#### Input ####

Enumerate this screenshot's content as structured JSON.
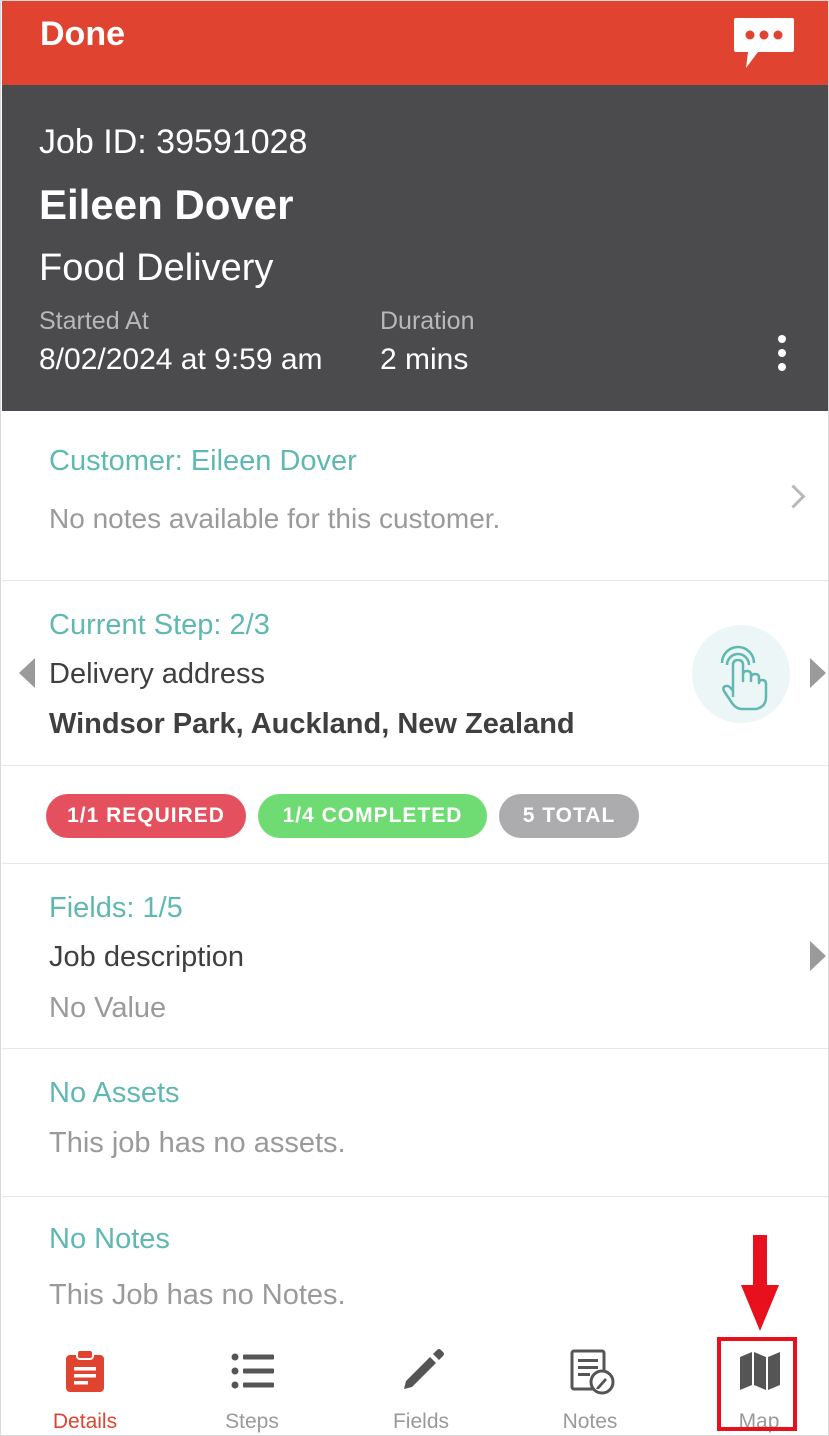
{
  "topbar": {
    "done_label": "Done",
    "chat_icon": "chat-bubble-icon",
    "color": "#e0432f"
  },
  "header": {
    "job_id": "Job ID: 39591028",
    "customer_name": "Eileen Dover",
    "job_type": "Food Delivery",
    "started_label": "Started At",
    "started_value": "8/02/2024 at 9:59 am",
    "duration_label": "Duration",
    "duration_value": "2 mins",
    "bg_color": "#4b4a4d"
  },
  "customer": {
    "title": "Customer: Eileen Dover",
    "notes": "No notes available for this customer."
  },
  "step": {
    "title": "Current Step: 2/3",
    "name": "Delivery address",
    "value": "Windsor Park, Auckland, New Zealand"
  },
  "badges": [
    {
      "label": "1/1 REQUIRED",
      "color": "#e5505e"
    },
    {
      "label": "1/4 COMPLETED",
      "color": "#6edc73"
    },
    {
      "label": "5 TOTAL",
      "color": "#acabad"
    }
  ],
  "fields": {
    "title": "Fields: 1/5",
    "name": "Job description",
    "value": "No Value"
  },
  "assets": {
    "title": "No Assets",
    "text": "This job has no assets."
  },
  "notes": {
    "title": "No Notes",
    "text": "This Job has no Notes."
  },
  "tabs": [
    {
      "label": "Details",
      "icon": "clipboard-icon",
      "active": true
    },
    {
      "label": "Steps",
      "icon": "list-icon",
      "active": false
    },
    {
      "label": "Fields",
      "icon": "pencil-icon",
      "active": false
    },
    {
      "label": "Notes",
      "icon": "notes-icon",
      "active": false
    },
    {
      "label": "Map",
      "icon": "map-icon",
      "active": false
    }
  ],
  "annotation_color": "#e8101c",
  "accent_teal": "#5fb8b1"
}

####

__Task directions__
Reproduce each line exactly, please, except for any pictures.

__Finished task__
Enumerate this screenshot's content as structured JSON.
{
  "topbar": {
    "done_label": "Done",
    "chat_icon": "chat-bubble-icon",
    "color": "#e0432f"
  },
  "header": {
    "job_id": "Job ID: 39591028",
    "customer_name": "Eileen Dover",
    "job_type": "Food Delivery",
    "started_label": "Started At",
    "started_value": "8/02/2024 at 9:59 am",
    "duration_label": "Duration",
    "duration_value": "2 mins",
    "bg_color": "#4b4a4d"
  },
  "customer": {
    "title": "Customer: Eileen Dover",
    "notes": "No notes available for this customer."
  },
  "step": {
    "title": "Current Step: 2/3",
    "name": "Delivery address",
    "value": "Windsor Park, Auckland, New Zealand"
  },
  "badges": [
    {
      "label": "1/1 REQUIRED",
      "color": "#e5505e"
    },
    {
      "label": "1/4 COMPLETED",
      "color": "#6edc73"
    },
    {
      "label": "5 TOTAL",
      "color": "#acabad"
    }
  ],
  "fields": {
    "title": "Fields: 1/5",
    "name": "Job description",
    "value": "No Value"
  },
  "assets": {
    "title": "No Assets",
    "text": "This job has no assets."
  },
  "notes": {
    "title": "No Notes",
    "text": "This Job has no Notes."
  },
  "tabs": [
    {
      "label": "Details",
      "icon": "clipboard-icon",
      "active": true
    },
    {
      "label": "Steps",
      "icon": "list-icon",
      "active": false
    },
    {
      "label": "Fields",
      "icon": "pencil-icon",
      "active": false
    },
    {
      "label": "Notes",
      "icon": "notes-icon",
      "active": false
    },
    {
      "label": "Map",
      "icon": "map-icon",
      "active": false
    }
  ],
  "annotation_color": "#e8101c",
  "accent_teal": "#5fb8b1"
}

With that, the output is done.